**Stated goal**
Do not include the pictures; repeat the rest of the data exactly.

**Data for processing**

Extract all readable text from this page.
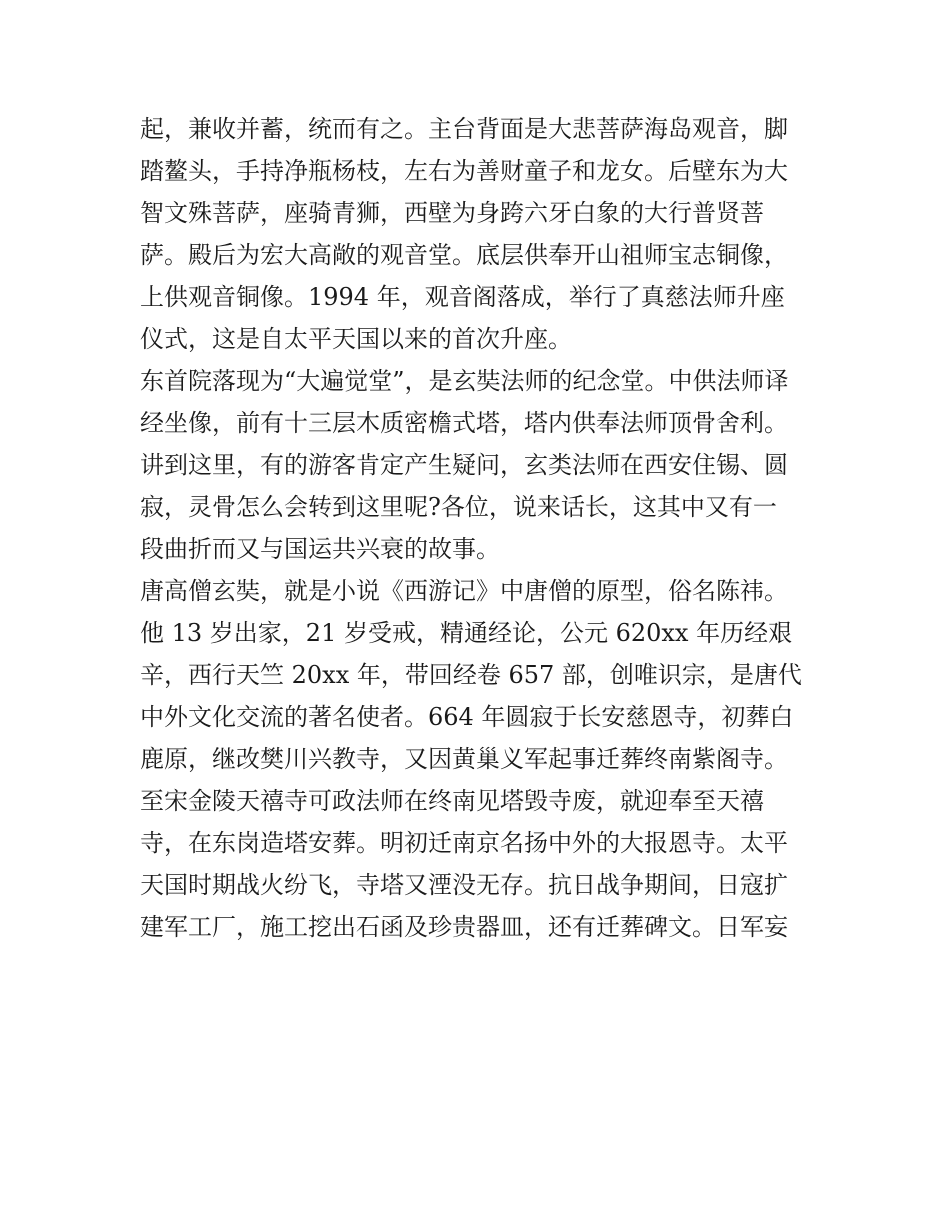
起，兼收并蓄，统而有之。主台背面是大悲菩萨海岛观音，脚
踏鳌头，手持净瓶杨枝，左右为善财童子和龙女。后壁东为大
智文殊菩萨，座骑青狮，西壁为身跨六牙白象的大行普贤菩
萨。殿后为宏大高敞的观音堂。底层供奉开山祖师宝志铜像，
上供观音铜像。1994 年，观音阁落成，举行了真慈法师升座
仪式，这是自太平天国以来的首次升座。
东首院落现为“大遍觉堂”，是玄奘法师的纪念堂。中供法师译
经坐像，前有十三层木质密檐式塔，塔内供奉法师顶骨舍利。
讲到这里，有的游客肯定产生疑问，玄类法师在西安住锡、圆
寂，灵骨怎么会转到这里呢?各位，说来话长，这其中又有一
段曲折而又与国运共兴衰的故事。
唐高僧玄奘，就是小说《西游记》中唐僧的原型，俗名陈祎。
他 13 岁出家，21 岁受戒，精通经论，公元 620xx 年历经艰
辛，西行天竺 20xx 年，带回经卷 657 部，创唯识宗，是唐代
中外文化交流的著名使者。664 年圆寂于长安慈恩寺，初葬白
鹿原，继改樊川兴教寺，又因黄巢义军起事迁葬终南紫阁寺。
至宋金陵天禧寺可政法师在终南见塔毁寺废，就迎奉至天禧
寺，在东岗造塔安葬。明初迁南京名扬中外的大报恩寺。太平
天国时期战火纷飞，寺塔又湮没无存。抗日战争期间，日寇扩
建军工厂，施工挖出石函及珍贵器皿，还有迁葬碑文。日军妄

**Solution for this task**
Extract all readable text from this page.
起，兼收并蓄，统而有之。主台背面是大悲菩萨海岛观音，脚
踏鳌头，手持净瓶杨枝，左右为善财童子和龙女。后壁东为大
智文殊菩萨，座骑青狮，西壁为身跨六牙白象的大行普贤菩
萨。殿后为宏大高敞的观音堂。底层供奉开山祖师宝志铜像，
上供观音铜像。1994 年，观音阁落成，举行了真慈法师升座
仪式，这是自太平天国以来的首次升座。
东首院落现为“大遍觉堂”，是玄奘法师的纪念堂。中供法师译
经坐像，前有十三层木质密檐式塔，塔内供奉法师顶骨舍利。
讲到这里，有的游客肯定产生疑问，玄类法师在西安住锡、圆
寂，灵骨怎么会转到这里呢?各位，说来话长，这其中又有一
段曲折而又与国运共兴衰的故事。
唐高僧玄奘，就是小说《西游记》中唐僧的原型，俗名陈祎。
他 13 岁出家，21 岁受戒，精通经论，公元 620xx 年历经艰
辛，西行天竺 20xx 年，带回经卷 657 部，创唯识宗，是唐代
中外文化交流的著名使者。664 年圆寂于长安慈恩寺，初葬白
鹿原，继改樊川兴教寺，又因黄巢义军起事迁葬终南紫阁寺。
至宋金陵天禧寺可政法师在终南见塔毁寺废，就迎奉至天禧
寺，在东岗造塔安葬。明初迁南京名扬中外的大报恩寺。太平
天国时期战火纷飞，寺塔又湮没无存。抗日战争期间，日寇扩
建军工厂，施工挖出石函及珍贵器皿，还有迁葬碑文。日军妄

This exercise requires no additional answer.